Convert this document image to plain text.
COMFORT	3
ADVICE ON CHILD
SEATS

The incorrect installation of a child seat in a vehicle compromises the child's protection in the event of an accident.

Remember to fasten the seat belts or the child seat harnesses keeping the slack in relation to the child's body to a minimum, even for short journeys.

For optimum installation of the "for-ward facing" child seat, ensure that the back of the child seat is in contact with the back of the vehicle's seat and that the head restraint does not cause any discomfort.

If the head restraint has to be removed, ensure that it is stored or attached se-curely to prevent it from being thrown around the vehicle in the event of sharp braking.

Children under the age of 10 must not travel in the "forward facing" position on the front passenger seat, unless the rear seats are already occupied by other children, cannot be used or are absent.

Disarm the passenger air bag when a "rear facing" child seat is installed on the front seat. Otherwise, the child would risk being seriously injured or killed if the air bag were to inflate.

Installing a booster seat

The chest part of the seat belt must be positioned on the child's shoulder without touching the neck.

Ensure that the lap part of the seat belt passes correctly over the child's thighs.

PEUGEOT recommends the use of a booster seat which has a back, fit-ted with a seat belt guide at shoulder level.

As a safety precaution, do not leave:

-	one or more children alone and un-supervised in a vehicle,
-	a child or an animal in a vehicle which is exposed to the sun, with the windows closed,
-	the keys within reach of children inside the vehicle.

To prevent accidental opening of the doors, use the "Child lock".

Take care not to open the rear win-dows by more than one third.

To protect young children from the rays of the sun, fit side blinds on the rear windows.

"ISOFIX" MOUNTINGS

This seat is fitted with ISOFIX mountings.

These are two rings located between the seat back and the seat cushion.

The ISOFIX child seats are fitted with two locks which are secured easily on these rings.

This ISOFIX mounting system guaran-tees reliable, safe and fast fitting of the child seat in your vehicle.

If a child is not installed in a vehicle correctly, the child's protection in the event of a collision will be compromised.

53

________________

_Required work_
From the listing, copy every line where the string "that" appears.

_Worked answer_
For optimum installation of the "for-ward facing" child seat, ensure that the back of the child seat is in contact with the back of the vehicle's seat and that the head restraint does not cause any discomfort.
If the head restraint has to be removed, ensure that it is stored or attached se-curely to prevent it from being thrown around the vehicle in the event of sharp braking.
Ensure that the lap part of the seat belt passes correctly over the child's thighs.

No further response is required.